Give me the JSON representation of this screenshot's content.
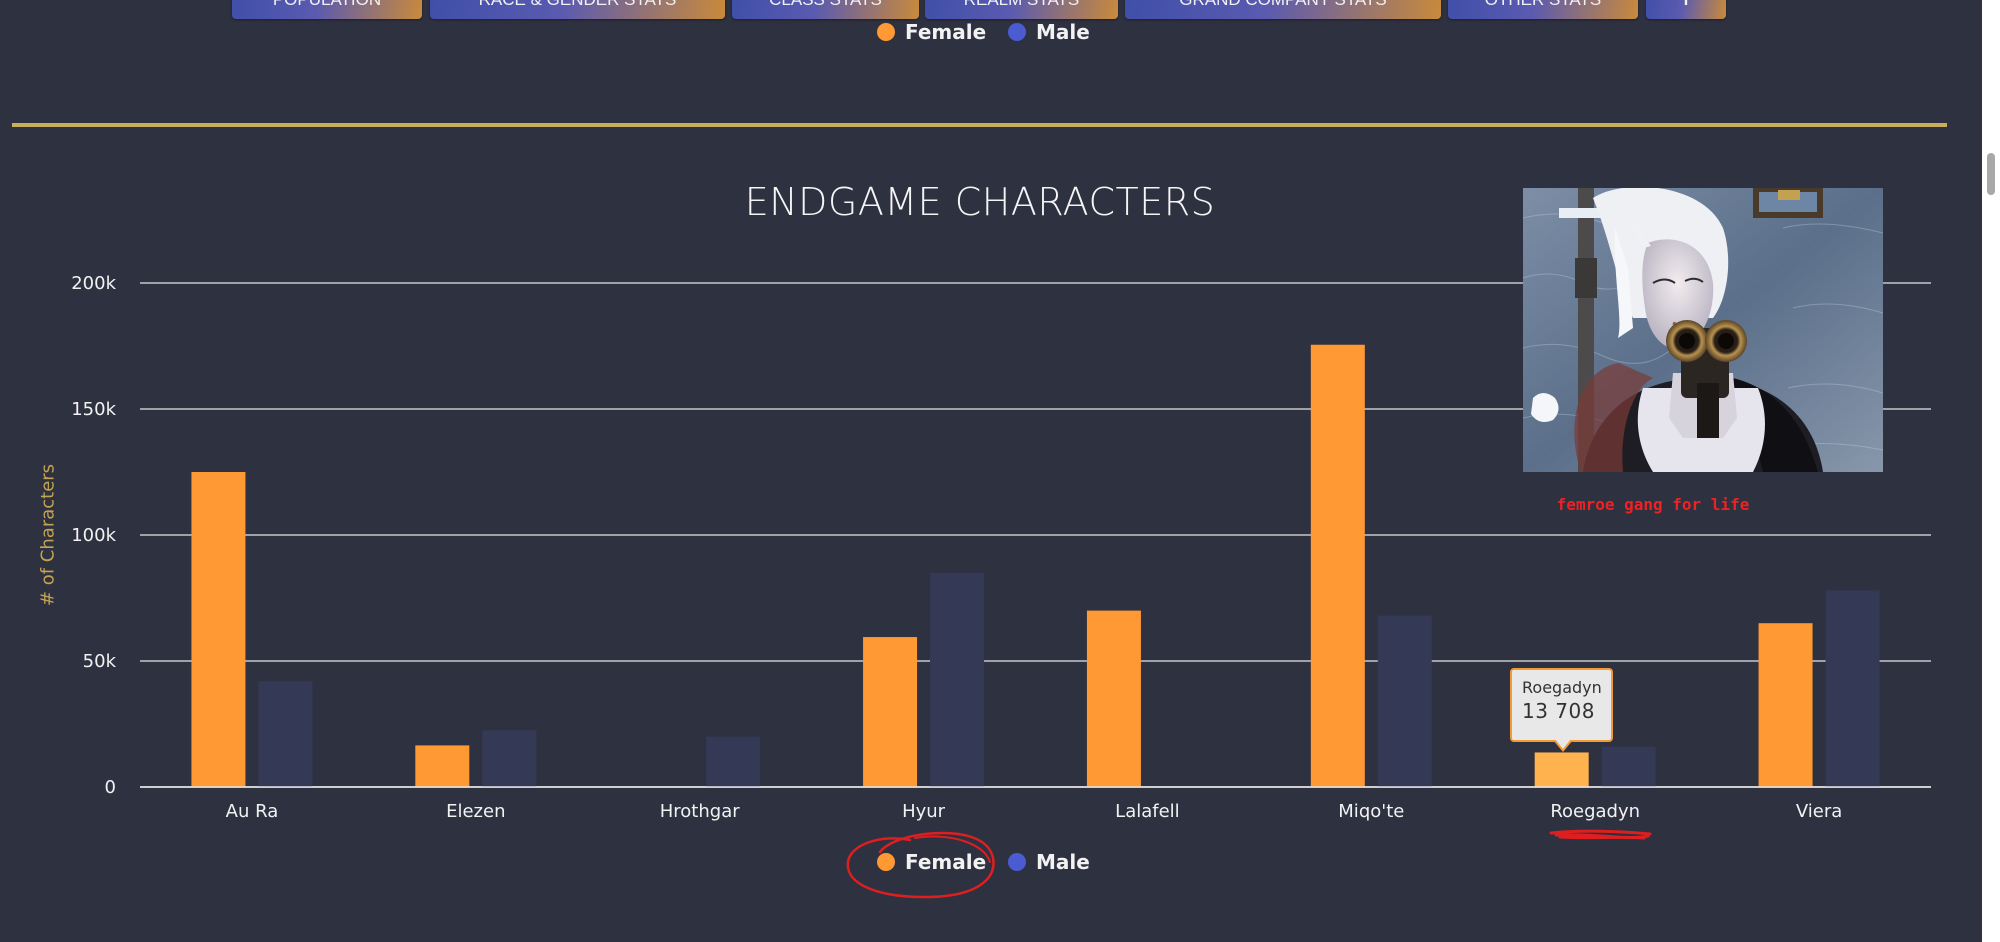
{
  "nav": {
    "buttons": [
      {
        "label": "POPULATION"
      },
      {
        "label": "RACE & GENDER STATS"
      },
      {
        "label": "CLASS STATS"
      },
      {
        "label": "REALM STATS"
      },
      {
        "label": "GRAND COMPANY STATS"
      },
      {
        "label": "OTHER STATS"
      },
      {
        "label": "i"
      }
    ]
  },
  "top_legend": {
    "items": [
      {
        "label": "Female",
        "color": "#ff9933"
      },
      {
        "label": "Male",
        "color": "#4b5bd1"
      }
    ]
  },
  "chart_data": {
    "type": "bar",
    "title": "ENDGAME CHARACTERS",
    "xlabel": "",
    "ylabel": "# of Characters",
    "categories": [
      "Au Ra",
      "Elezen",
      "Hrothgar",
      "Hyur",
      "Lalafell",
      "Miqo'te",
      "Roegadyn",
      "Viera"
    ],
    "series": [
      {
        "name": "Female",
        "color": "#ff9933",
        "values": [
          125000,
          16500,
          0,
          59500,
          70000,
          175500,
          13708,
          65000
        ]
      },
      {
        "name": "Male",
        "color": "#343a55",
        "values": [
          42000,
          22500,
          20000,
          85000,
          0,
          68000,
          16000,
          78000
        ]
      }
    ],
    "ylim": [
      0,
      200000
    ],
    "yticks": [
      {
        "value": 0,
        "label": "0"
      },
      {
        "value": 50000,
        "label": "50k"
      },
      {
        "value": 100000,
        "label": "100k"
      },
      {
        "value": 150000,
        "label": "150k"
      },
      {
        "value": 200000,
        "label": "200k"
      }
    ],
    "grid": true,
    "legend_position": "bottom-center",
    "highlight": {
      "category": "Roegadyn",
      "series": "Female"
    }
  },
  "tooltip": {
    "category": "Roegadyn",
    "value": "13 708"
  },
  "bottom_legend": {
    "items": [
      {
        "label": "Female",
        "color": "#ff9933"
      },
      {
        "label": "Male",
        "color": "#4b5bd1"
      }
    ]
  },
  "meme": {
    "caption": "femroe gang for life"
  },
  "colors": {
    "background": "#2e3140",
    "divider": "#c9ad5b",
    "axis_label": "#c2a352",
    "annotation_ink": "#dd1f1f"
  }
}
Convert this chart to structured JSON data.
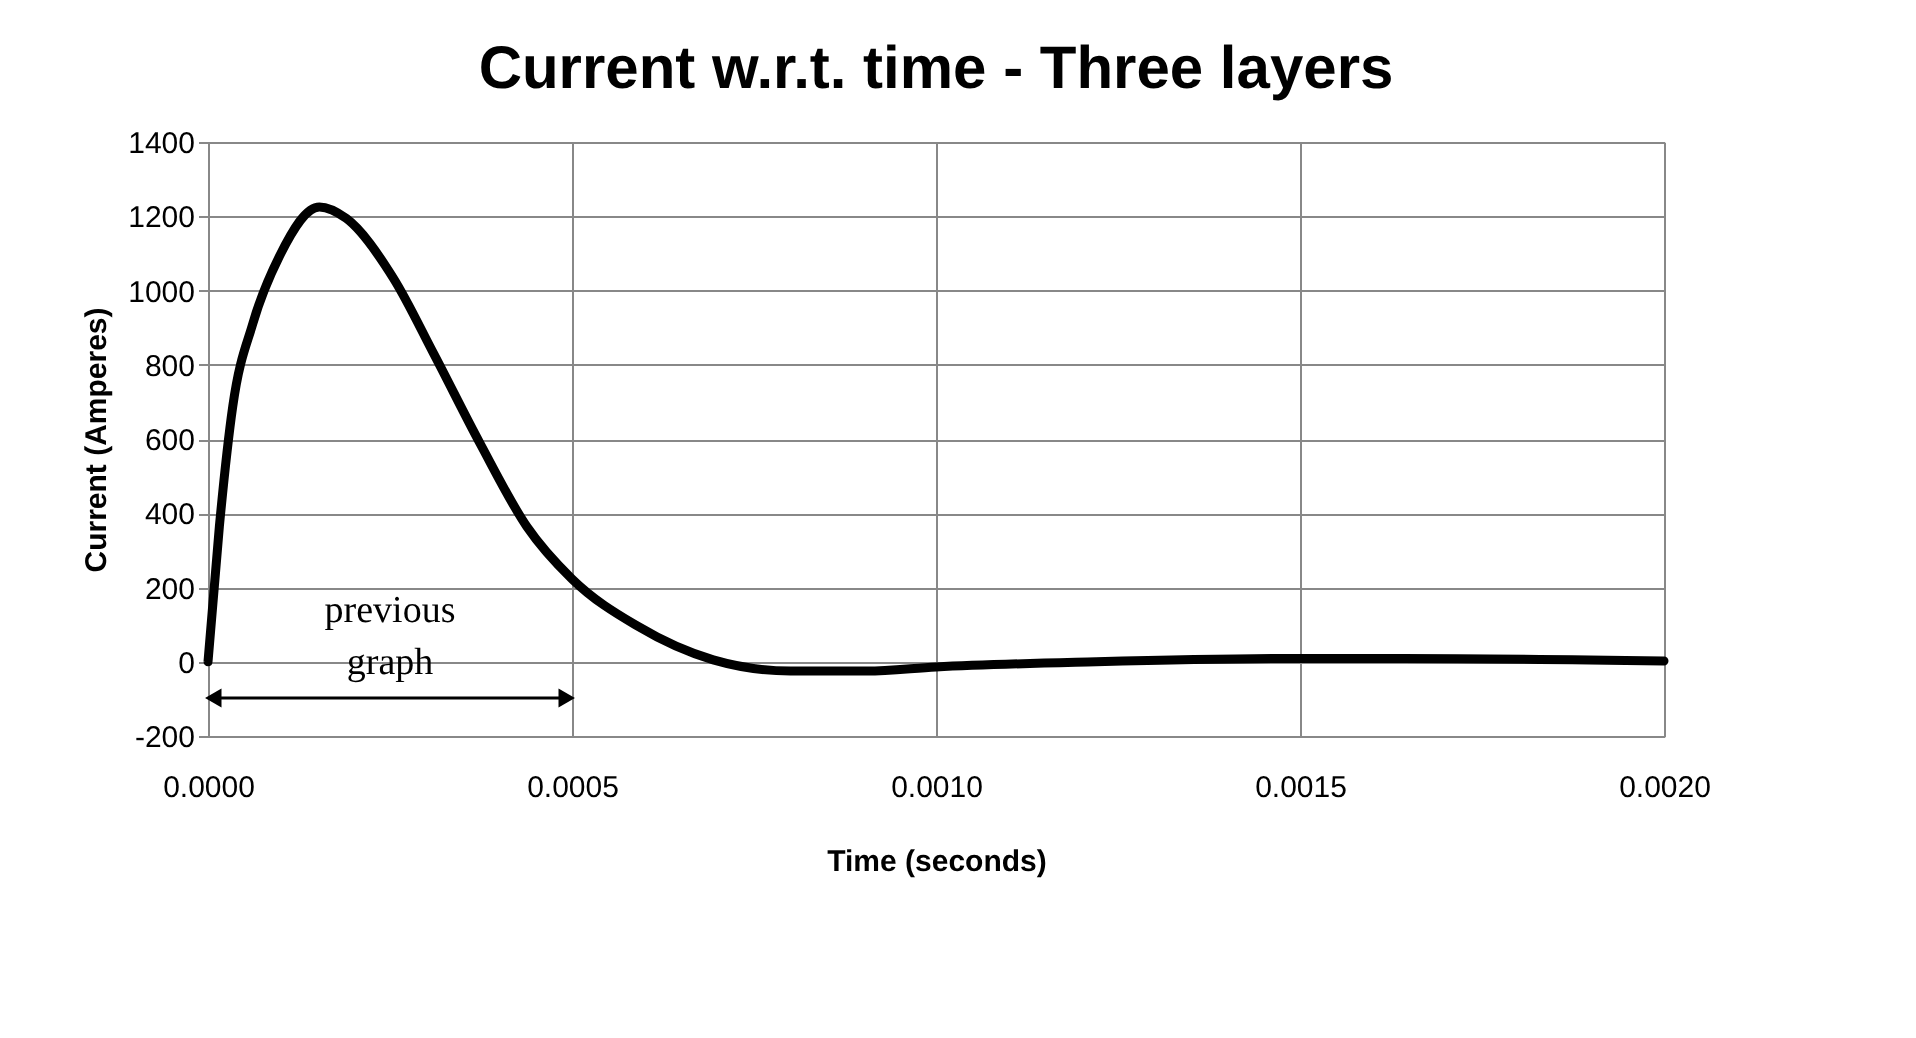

+++++

List every line above that contains the word "category".

* [Solution to the problem]:
      "category": "Roegadyn",
    "category": "Roegadyn",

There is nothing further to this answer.